What you will do: Would it be possible to write out each entry below exactly, without the pictures?

Data for this exercise:

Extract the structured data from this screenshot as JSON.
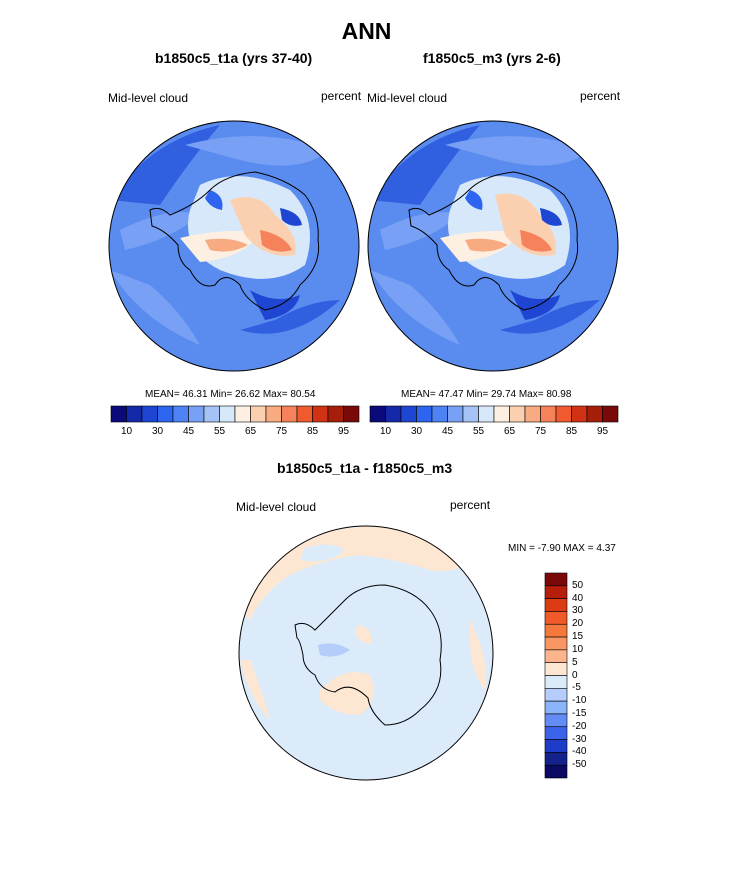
{
  "figure": {
    "title": "ANN",
    "panels": [
      {
        "case": "b1850c5_t1a (yrs 37-40)",
        "field_label": "Mid-level cloud",
        "units": "percent",
        "stats": "MEAN=  46.31  Min=  26.62  Max=  80.54"
      },
      {
        "case": "f1850c5_m3 (yrs 2-6)",
        "field_label": "Mid-level cloud",
        "units": "percent",
        "stats": "MEAN=  47.47  Min=  29.74  Max=  80.98"
      }
    ],
    "diff_panel": {
      "title": "b1850c5_t1a - f1850c5_m3",
      "field_label": "Mid-level cloud",
      "units": "percent",
      "stats": "MIN =  -7.90 MAX =   4.37"
    },
    "colorbar": {
      "tick_labels": [
        "10",
        "30",
        "45",
        "55",
        "65",
        "75",
        "85",
        "95"
      ],
      "colors": [
        "#0a0a7a",
        "#1428a8",
        "#1e46d2",
        "#2d64f0",
        "#4f82f5",
        "#78a0f5",
        "#a5c3f5",
        "#d7e8fa",
        "#fdf0e2",
        "#fbd0b0",
        "#f8aa80",
        "#f5825a",
        "#f05a2e",
        "#d23214",
        "#a51e0a",
        "#7a0a0a"
      ]
    },
    "diff_colorbar": {
      "tick_labels": [
        "50",
        "40",
        "30",
        "20",
        "15",
        "10",
        "5",
        "0",
        "-5",
        "-10",
        "-15",
        "-20",
        "-30",
        "-40",
        "-50"
      ],
      "colors": [
        "#7a0a0a",
        "#b41e0a",
        "#dc3c14",
        "#f05a28",
        "#f5783c",
        "#f89664",
        "#fbb48c",
        "#fde6d2",
        "#dcebfa",
        "#b4cdfa",
        "#8cb4fa",
        "#648cf5",
        "#3c64eb",
        "#1e3cc8",
        "#14238c",
        "#0a0a64"
      ]
    }
  }
}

Task response:
Extract the structured data from this screenshot as JSON.
{
  "figure": {
    "title": "ANN",
    "panels": [
      {
        "case": "b1850c5_t1a (yrs 37-40)",
        "field_label": "Mid-level cloud",
        "units": "percent",
        "stats": "MEAN=  46.31  Min=  26.62  Max=  80.54"
      },
      {
        "case": "f1850c5_m3 (yrs 2-6)",
        "field_label": "Mid-level cloud",
        "units": "percent",
        "stats": "MEAN=  47.47  Min=  29.74  Max=  80.98"
      }
    ],
    "diff_panel": {
      "title": "b1850c5_t1a - f1850c5_m3",
      "field_label": "Mid-level cloud",
      "units": "percent",
      "stats": "MIN =  -7.90 MAX =   4.37"
    },
    "colorbar": {
      "tick_labels": [
        "10",
        "30",
        "45",
        "55",
        "65",
        "75",
        "85",
        "95"
      ],
      "colors": [
        "#0a0a7a",
        "#1428a8",
        "#1e46d2",
        "#2d64f0",
        "#4f82f5",
        "#78a0f5",
        "#a5c3f5",
        "#d7e8fa",
        "#fdf0e2",
        "#fbd0b0",
        "#f8aa80",
        "#f5825a",
        "#f05a2e",
        "#d23214",
        "#a51e0a",
        "#7a0a0a"
      ]
    },
    "diff_colorbar": {
      "tick_labels": [
        "50",
        "40",
        "30",
        "20",
        "15",
        "10",
        "5",
        "0",
        "-5",
        "-10",
        "-15",
        "-20",
        "-30",
        "-40",
        "-50"
      ],
      "colors": [
        "#7a0a0a",
        "#b41e0a",
        "#dc3c14",
        "#f05a28",
        "#f5783c",
        "#f89664",
        "#fbb48c",
        "#fde6d2",
        "#dcebfa",
        "#b4cdfa",
        "#8cb4fa",
        "#648cf5",
        "#3c64eb",
        "#1e3cc8",
        "#14238c",
        "#0a0a64"
      ]
    }
  }
}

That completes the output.